## begin

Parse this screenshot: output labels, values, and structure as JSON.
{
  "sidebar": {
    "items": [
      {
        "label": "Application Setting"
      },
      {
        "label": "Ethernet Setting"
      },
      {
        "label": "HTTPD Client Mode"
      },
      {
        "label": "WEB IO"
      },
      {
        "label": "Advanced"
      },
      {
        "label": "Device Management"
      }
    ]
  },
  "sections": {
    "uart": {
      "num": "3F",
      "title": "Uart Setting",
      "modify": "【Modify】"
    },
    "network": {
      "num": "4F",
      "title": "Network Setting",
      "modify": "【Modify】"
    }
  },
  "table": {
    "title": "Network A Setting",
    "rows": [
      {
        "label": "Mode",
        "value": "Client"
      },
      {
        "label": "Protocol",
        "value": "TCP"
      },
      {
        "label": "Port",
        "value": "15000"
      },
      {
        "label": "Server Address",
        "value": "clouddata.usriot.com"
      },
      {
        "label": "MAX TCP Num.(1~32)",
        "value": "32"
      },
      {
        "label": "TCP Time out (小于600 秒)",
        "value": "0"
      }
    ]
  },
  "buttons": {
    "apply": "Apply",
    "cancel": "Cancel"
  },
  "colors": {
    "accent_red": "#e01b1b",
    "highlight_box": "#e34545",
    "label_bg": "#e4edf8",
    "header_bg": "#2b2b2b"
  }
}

## end

→ **Problem details**: Search the data for the string "title". List each line that has it.

→ **Finished exercise**:
      "title": "Uart Setting",
      "title": "Network Setting",
    "title": "Network A Setting",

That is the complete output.